* _TASK DESCRIPTION_: Type the entries out again exactly as they read, but leave every picture behind.

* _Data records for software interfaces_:
* * *

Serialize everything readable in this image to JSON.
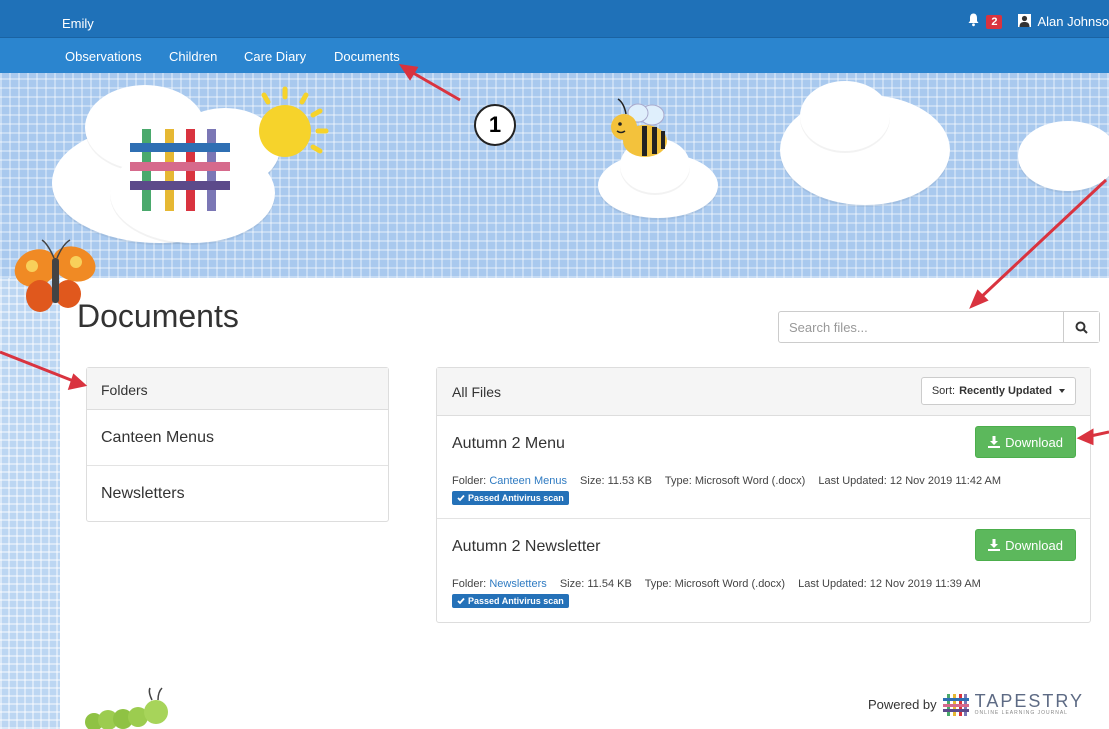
{
  "topbar": {
    "child_name": "Emily",
    "notification_count": "2",
    "user_name": "Alan Johnso"
  },
  "nav": {
    "items": [
      "Observations",
      "Children",
      "Care Diary",
      "Documents"
    ]
  },
  "callout": {
    "number": "1"
  },
  "page": {
    "title": "Documents"
  },
  "search": {
    "placeholder": "Search files..."
  },
  "folders": {
    "heading": "Folders",
    "items": [
      "Canteen Menus",
      "Newsletters"
    ]
  },
  "files": {
    "heading": "All Files",
    "sort_label": "Sort:",
    "sort_value": "Recently Updated",
    "download_label": "Download",
    "folder_label": "Folder:",
    "size_label": "Size:",
    "type_label": "Type:",
    "updated_label": "Last Updated:",
    "av_label": "Passed Antivirus scan",
    "rows": [
      {
        "name": "Autumn 2 Menu",
        "folder": "Canteen Menus",
        "size": "11.53 KB",
        "type": "Microsoft Word (.docx)",
        "updated": "12 Nov 2019 11:42 AM"
      },
      {
        "name": "Autumn 2 Newsletter",
        "folder": "Newsletters",
        "size": "11.54 KB",
        "type": "Microsoft Word (.docx)",
        "updated": "12 Nov 2019 11:39 AM"
      }
    ]
  },
  "footer": {
    "powered_by": "Powered by",
    "brand": "TAPESTRY",
    "brand_sub": "ONLINE LEARNING JOURNAL"
  },
  "colors": {
    "topbar": "#1f71b8",
    "navbar": "#2b85cf",
    "download": "#5cb85c",
    "av_badge": "#2471b8",
    "annotation_arrow": "#d9333f"
  }
}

* * *

* _TASK ANSWER_:
Serialize everything readable in this image to JSON.
{
  "topbar": {
    "child_name": "Emily",
    "notification_count": "2",
    "user_name": "Alan Johnso"
  },
  "nav": {
    "items": [
      "Observations",
      "Children",
      "Care Diary",
      "Documents"
    ]
  },
  "callout": {
    "number": "1"
  },
  "page": {
    "title": "Documents"
  },
  "search": {
    "placeholder": "Search files..."
  },
  "folders": {
    "heading": "Folders",
    "items": [
      "Canteen Menus",
      "Newsletters"
    ]
  },
  "files": {
    "heading": "All Files",
    "sort_label": "Sort:",
    "sort_value": "Recently Updated",
    "download_label": "Download",
    "folder_label": "Folder:",
    "size_label": "Size:",
    "type_label": "Type:",
    "updated_label": "Last Updated:",
    "av_label": "Passed Antivirus scan",
    "rows": [
      {
        "name": "Autumn 2 Menu",
        "folder": "Canteen Menus",
        "size": "11.53 KB",
        "type": "Microsoft Word (.docx)",
        "updated": "12 Nov 2019 11:42 AM"
      },
      {
        "name": "Autumn 2 Newsletter",
        "folder": "Newsletters",
        "size": "11.54 KB",
        "type": "Microsoft Word (.docx)",
        "updated": "12 Nov 2019 11:39 AM"
      }
    ]
  },
  "footer": {
    "powered_by": "Powered by",
    "brand": "TAPESTRY",
    "brand_sub": "ONLINE LEARNING JOURNAL"
  },
  "colors": {
    "topbar": "#1f71b8",
    "navbar": "#2b85cf",
    "download": "#5cb85c",
    "av_badge": "#2471b8",
    "annotation_arrow": "#d9333f"
  }
}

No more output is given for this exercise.